[Required task]
Go through the entries one line at a time, and gather every line that has the word "missing".

Stored data
========================
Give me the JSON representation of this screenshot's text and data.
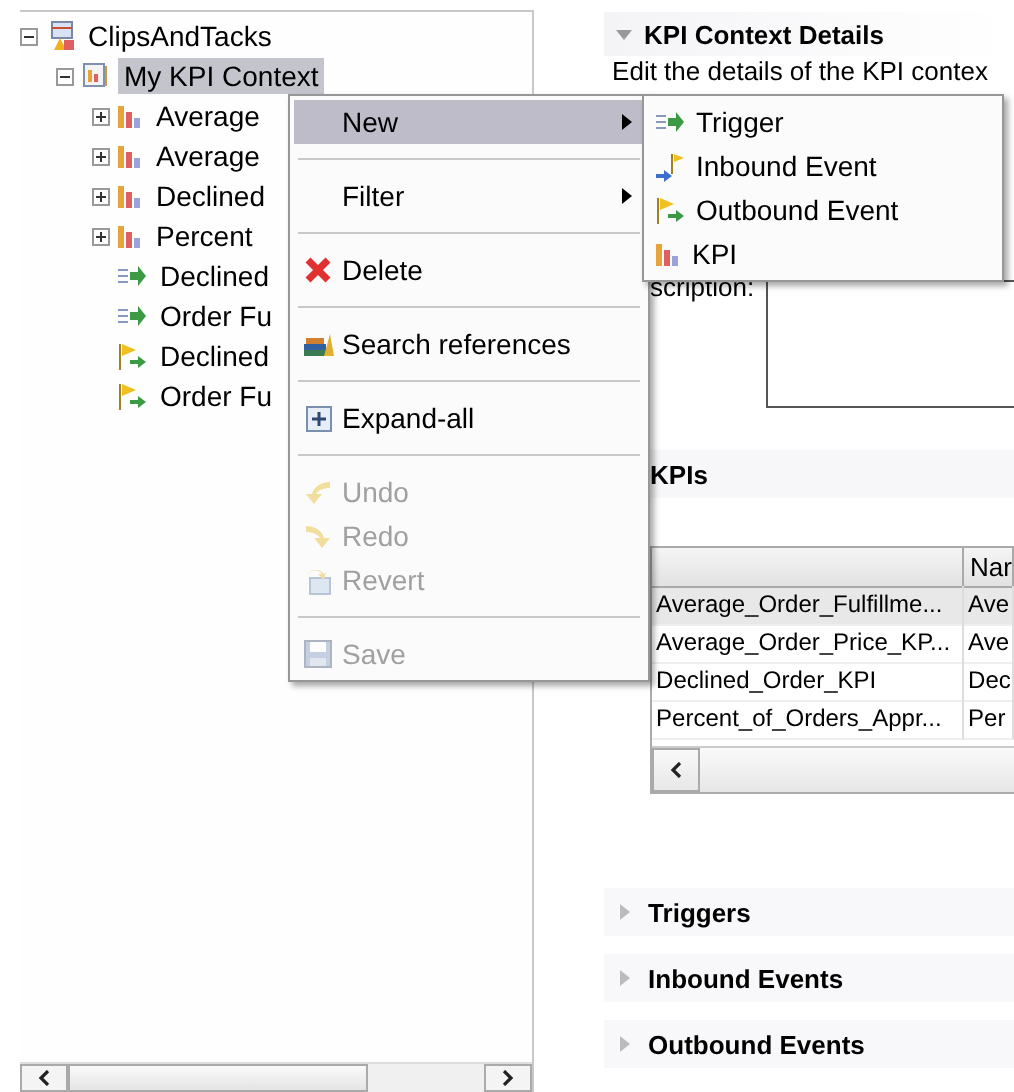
{
  "tree": [
    {
      "label": "ClipsAndTacks",
      "kind": "project",
      "expanded": true,
      "selected": false,
      "children": [
        {
          "label": "My KPI Context",
          "kind": "context",
          "expanded": true,
          "selected": true,
          "children": [
            {
              "label": "Average",
              "kind": "kpi",
              "expanded": false,
              "selected": false
            },
            {
              "label": "Average",
              "kind": "kpi",
              "expanded": false,
              "selected": false
            },
            {
              "label": "Declined",
              "kind": "kpi",
              "expanded": false,
              "selected": false
            },
            {
              "label": "Percent",
              "kind": "kpi",
              "expanded": false,
              "selected": false
            },
            {
              "label": "Declined",
              "kind": "trigger",
              "selected": false
            },
            {
              "label": "Order Fu",
              "kind": "trigger",
              "selected": false
            },
            {
              "label": "Declined",
              "kind": "outbound",
              "selected": false
            },
            {
              "label": "Order Fu",
              "kind": "outbound",
              "selected": false
            }
          ]
        }
      ]
    }
  ],
  "context_menu": [
    {
      "label": "New",
      "kind": "none",
      "submenu": true,
      "selected": true,
      "disabled": false
    },
    {
      "kind": "separator"
    },
    {
      "label": "Filter",
      "kind": "none",
      "submenu": true,
      "selected": false,
      "disabled": false
    },
    {
      "kind": "separator"
    },
    {
      "label": "Delete",
      "kind": "delete",
      "submenu": false,
      "selected": false,
      "disabled": false
    },
    {
      "kind": "separator"
    },
    {
      "label": "Search references",
      "kind": "search",
      "submenu": false,
      "selected": false,
      "disabled": false
    },
    {
      "kind": "separator"
    },
    {
      "label": "Expand-all",
      "kind": "expand",
      "submenu": false,
      "selected": false,
      "disabled": false
    },
    {
      "kind": "separator"
    },
    {
      "label": "Undo",
      "kind": "undo",
      "submenu": false,
      "selected": false,
      "disabled": true
    },
    {
      "label": "Redo",
      "kind": "redo",
      "submenu": false,
      "selected": false,
      "disabled": true
    },
    {
      "label": "Revert",
      "kind": "revert",
      "submenu": false,
      "selected": false,
      "disabled": true
    },
    {
      "kind": "separator"
    },
    {
      "label": "Save",
      "kind": "save",
      "submenu": false,
      "selected": false,
      "disabled": true
    }
  ],
  "submenu": [
    {
      "label": "Trigger",
      "kind": "trigger"
    },
    {
      "label": "Inbound Event",
      "kind": "inbound"
    },
    {
      "label": "Outbound Event",
      "kind": "outbound"
    },
    {
      "label": "KPI",
      "kind": "kpi"
    }
  ],
  "details": {
    "title": "KPI Context Details",
    "expanded": true,
    "text": "Edit the details of the KPI contex",
    "description_label": "scription:"
  },
  "kpis": {
    "title": "KPIs",
    "columns": [
      {},
      {
        "label": "Nar"
      }
    ],
    "rows": [
      {
        "cells": [
          "Average_Order_Fulfillme...",
          "Ave"
        ],
        "selected": true
      },
      {
        "cells": [
          "Average_Order_Price_KP...",
          "Ave"
        ],
        "selected": false
      },
      {
        "cells": [
          "Declined_Order_KPI",
          "Dec"
        ],
        "selected": false
      },
      {
        "cells": [
          "Percent_of_Orders_Appr...",
          "Per"
        ],
        "selected": false
      }
    ]
  },
  "sections": [
    {
      "title": "Triggers",
      "expanded": false
    },
    {
      "title": "Inbound Events",
      "expanded": false
    },
    {
      "title": "Outbound Events",
      "expanded": false
    }
  ]
}
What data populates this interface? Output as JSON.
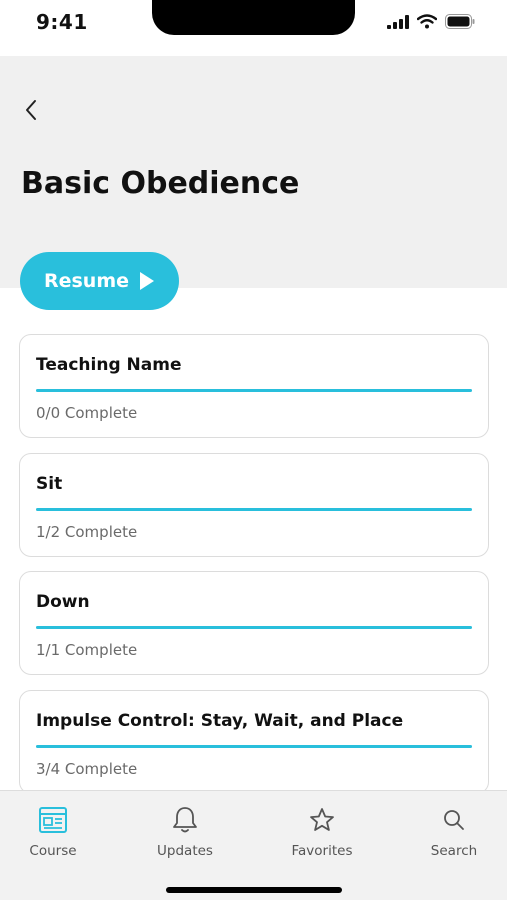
{
  "status_bar": {
    "time": "9:41"
  },
  "header": {
    "title": "Basic Obedience"
  },
  "resume_button": {
    "label": "Resume"
  },
  "lessons": [
    {
      "title": "Teaching Name",
      "status": "0/0 Complete",
      "progress": 1.0
    },
    {
      "title": "Sit",
      "status": "1/2 Complete",
      "progress": 1.0
    },
    {
      "title": "Down",
      "status": "1/1 Complete",
      "progress": 1.0
    },
    {
      "title": "Impulse Control: Stay, Wait, and Place",
      "status": "3/4 Complete",
      "progress": 1.0
    }
  ],
  "tab_bar": {
    "items": [
      {
        "label": "Course",
        "icon": "course-icon",
        "active": true
      },
      {
        "label": "Updates",
        "icon": "bell-icon",
        "active": false
      },
      {
        "label": "Favorites",
        "icon": "star-icon",
        "active": false
      },
      {
        "label": "Search",
        "icon": "search-icon",
        "active": false
      }
    ]
  },
  "colors": {
    "accent": "#29bfdc",
    "header_bg": "#f0f0f0",
    "text": "#111111",
    "muted": "#6a6a6a"
  }
}
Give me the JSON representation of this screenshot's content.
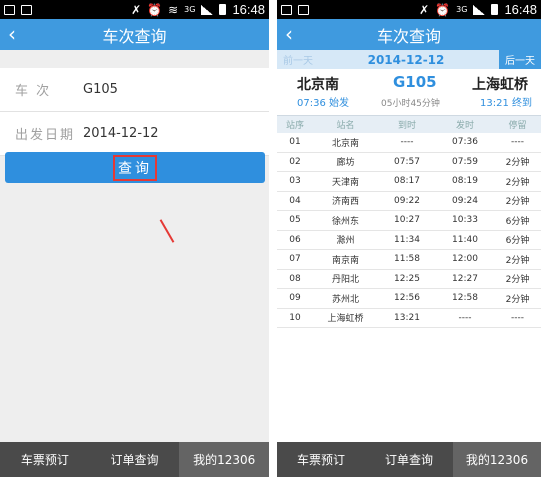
{
  "status_bar": {
    "time": "16:48",
    "network": "3G"
  },
  "left_screen": {
    "title": "车次查询",
    "back_glyph": "‹",
    "form": {
      "train_label": "车 次",
      "train_value": "G105",
      "date_label": "出发日期",
      "date_value": "2014-12-12"
    },
    "query_button": "查询"
  },
  "right_screen": {
    "title": "车次查询",
    "back_glyph": "‹",
    "prev_day": "前一天",
    "date": "2014-12-12",
    "next_day": "后一天",
    "route": {
      "from_station": "北京南",
      "from_time": "07:36 始发",
      "train": "G105",
      "duration": "05小时45分钟",
      "to_station": "上海虹桥",
      "to_time": "13:21 终到"
    },
    "table": {
      "headers": [
        "站序",
        "站名",
        "到时",
        "发时",
        "停留"
      ],
      "rows": [
        [
          "01",
          "北京南",
          "----",
          "07:36",
          "----"
        ],
        [
          "02",
          "廊坊",
          "07:57",
          "07:59",
          "2分钟"
        ],
        [
          "03",
          "天津南",
          "08:17",
          "08:19",
          "2分钟"
        ],
        [
          "04",
          "济南西",
          "09:22",
          "09:24",
          "2分钟"
        ],
        [
          "05",
          "徐州东",
          "10:27",
          "10:33",
          "6分钟"
        ],
        [
          "06",
          "滁州",
          "11:34",
          "11:40",
          "6分钟"
        ],
        [
          "07",
          "南京南",
          "11:58",
          "12:00",
          "2分钟"
        ],
        [
          "08",
          "丹阳北",
          "12:25",
          "12:27",
          "2分钟"
        ],
        [
          "09",
          "苏州北",
          "12:56",
          "12:58",
          "2分钟"
        ],
        [
          "10",
          "上海虹桥",
          "13:21",
          "----",
          "----"
        ]
      ]
    }
  },
  "tab_bar": {
    "tabs": [
      "车票预订",
      "订单查询",
      "我的12306"
    ]
  }
}
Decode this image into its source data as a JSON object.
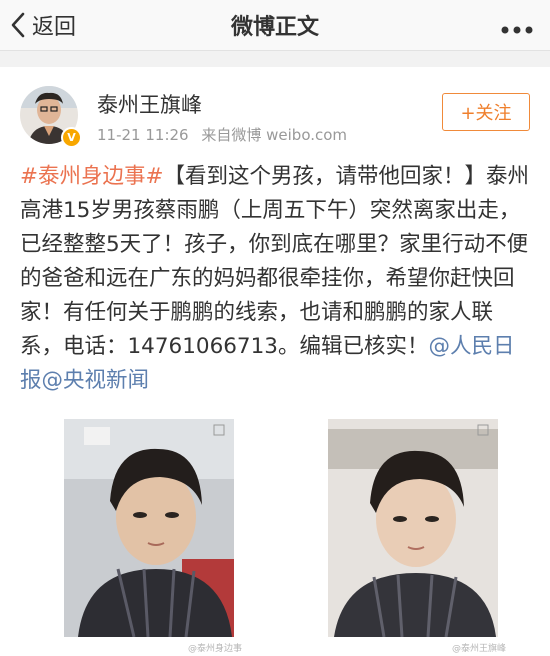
{
  "navbar": {
    "back_label": "返回",
    "title": "微博正文",
    "more_icon": "more-dots-icon"
  },
  "post": {
    "author": {
      "name": "泰州王旗峰",
      "verified_badge": "V",
      "avatar": "avatar-photo"
    },
    "meta": {
      "time": "11-21 11:26",
      "source": "来自微博 weibo.com"
    },
    "follow_label": "+关注",
    "text": {
      "hashtag": "#泰州身边事#",
      "body": "【看到这个男孩，请带他回家！】泰州高港15岁男孩蔡雨鹏（上周五下午）突然离家出走，已经整整5天了！孩子，你到底在哪里？家里行动不便的爸爸和远在广东的妈妈都很牵挂你，希望你赶快回家！有任何关于鹏鹏的线索，也请和鹏鹏的家人联系，电话：14761066713。编辑已核实！",
      "mention1": "@人民日报",
      "mention2": "@央视新闻"
    },
    "images": [
      {
        "name": "missing-boy-photo-1"
      },
      {
        "name": "missing-boy-photo-2"
      }
    ],
    "watermarks": [
      "@泰州身边事",
      "@泰州王旗峰"
    ]
  },
  "colors": {
    "link": "#eb7350",
    "mention": "#5d7fae",
    "follow": "#ef7f2c",
    "badge": "#f8a700"
  }
}
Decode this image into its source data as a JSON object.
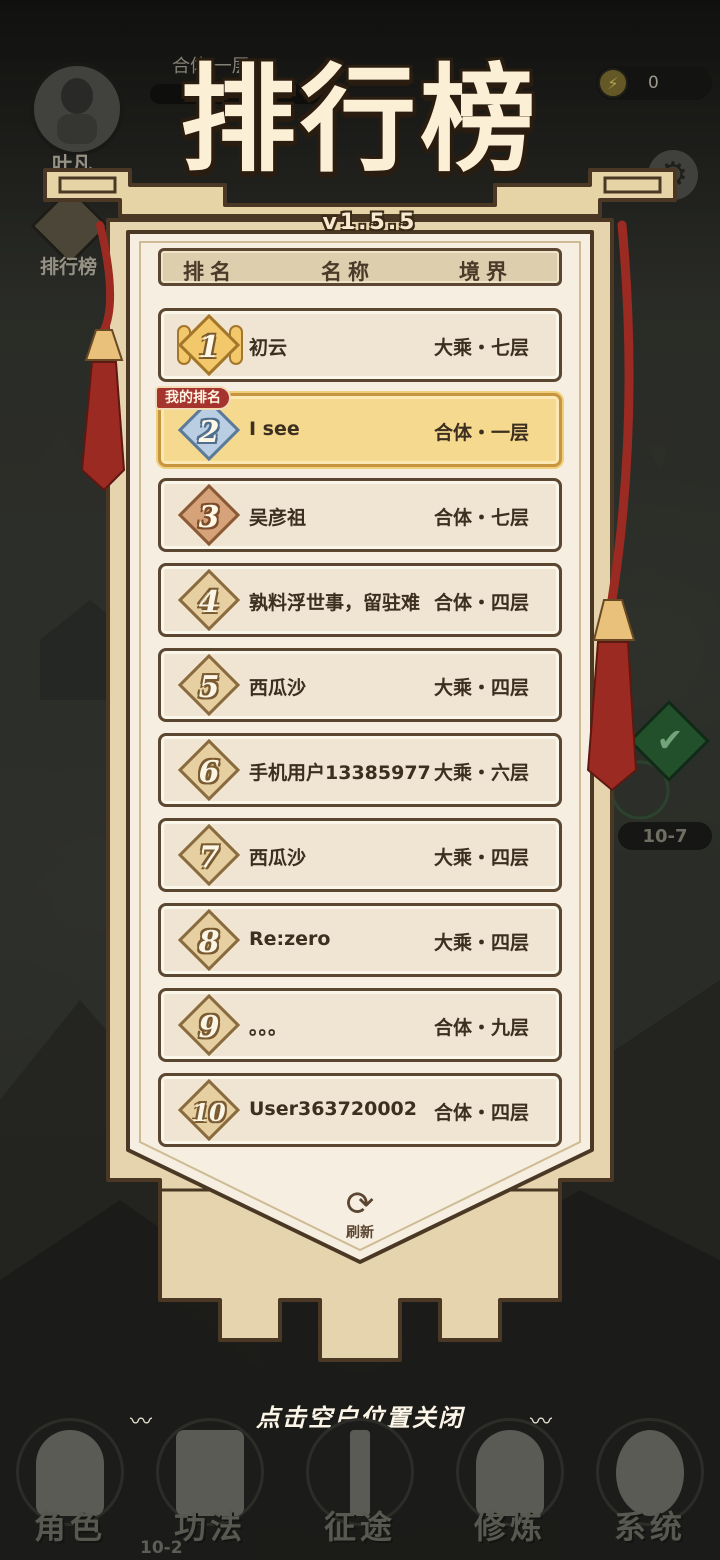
{
  "hud": {
    "player_name": "叶凡",
    "player_realm": "合体·一层",
    "coin_value": "0",
    "rank_button_label": "排行榜",
    "stage_label": "10-7",
    "stage_label_bottom": "10-2"
  },
  "leaderboard": {
    "title": "排行榜",
    "version": "v1.5.5",
    "headers": {
      "rank": "排名",
      "name": "名称",
      "realm": "境界"
    },
    "my_rank_tag": "我的排名",
    "rows": [
      {
        "rank": "1",
        "name": "初云",
        "realm": "大乘・七层"
      },
      {
        "rank": "2",
        "name": "I see",
        "realm": "合体・一层"
      },
      {
        "rank": "3",
        "name": "吴彦祖",
        "realm": "合体・七层"
      },
      {
        "rank": "4",
        "name": "孰料浮世事，留驻难",
        "realm": "合体・四层"
      },
      {
        "rank": "5",
        "name": "西瓜沙",
        "realm": "大乘・四层"
      },
      {
        "rank": "6",
        "name": "手机用户13385977",
        "realm": "大乘・六层"
      },
      {
        "rank": "7",
        "name": "西瓜沙",
        "realm": "大乘・四层"
      },
      {
        "rank": "8",
        "name": "Re:zero",
        "realm": "大乘・四层"
      },
      {
        "rank": "9",
        "name": "。。。",
        "realm": "合体・九层"
      },
      {
        "rank": "10",
        "name": "User363720002",
        "realm": "合体・四层"
      }
    ],
    "refresh_label": "刷新"
  },
  "close_hint": "点击空白位置关闭",
  "nav": [
    {
      "label": "角色",
      "icon": "character-icon"
    },
    {
      "label": "功法",
      "icon": "scroll-book-icon"
    },
    {
      "label": "征途",
      "icon": "sword-icon"
    },
    {
      "label": "修炼",
      "icon": "meditation-icon"
    },
    {
      "label": "系统",
      "icon": "system-girl-icon"
    }
  ],
  "colors": {
    "banner_fill": "#f6efe1",
    "banner_border": "#5b4631",
    "highlight_row": "#f4d98e",
    "tassel_red": "#9a2a22",
    "my_rank_tag": "#a5342e"
  }
}
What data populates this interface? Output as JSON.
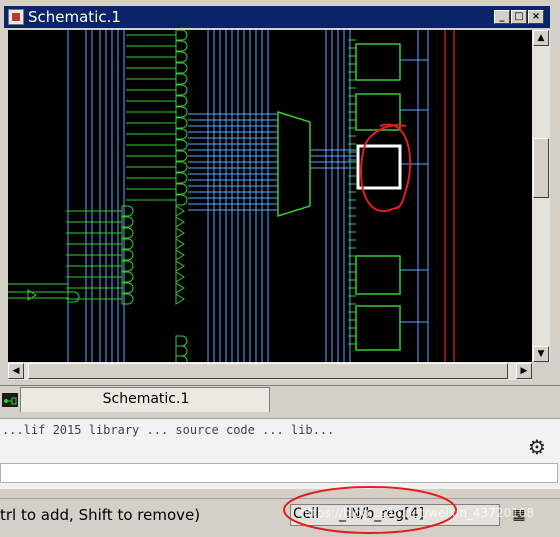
{
  "window": {
    "title": "Schematic.1",
    "minimize_glyph": "_",
    "maximize_glyph": "□",
    "close_glyph": "×"
  },
  "tab": {
    "label": "Schematic.1",
    "icon": "schematic-icon"
  },
  "console": {
    "text": "...lif 2015 library ... source code ... lib...",
    "gear_icon": "gear-icon"
  },
  "status": {
    "hint": "trl to add, Shift to remove)",
    "cell_label": "Cell",
    "cell_value": "_IN/b_reg[4]",
    "button_glyph": "▦"
  },
  "watermark": "https://blog.csdn.net/weixin_43720108",
  "colors": {
    "canvas": "#000000",
    "wire": "#5aa9ff",
    "gate": "#33cc33",
    "selection": "#ffffff",
    "annotation": "#e0201e",
    "titlebar": "#0a246a"
  }
}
========================
[Task answer]
        "name": "missing-boy-photo-1"
        "name": "missing-boy-photo-2"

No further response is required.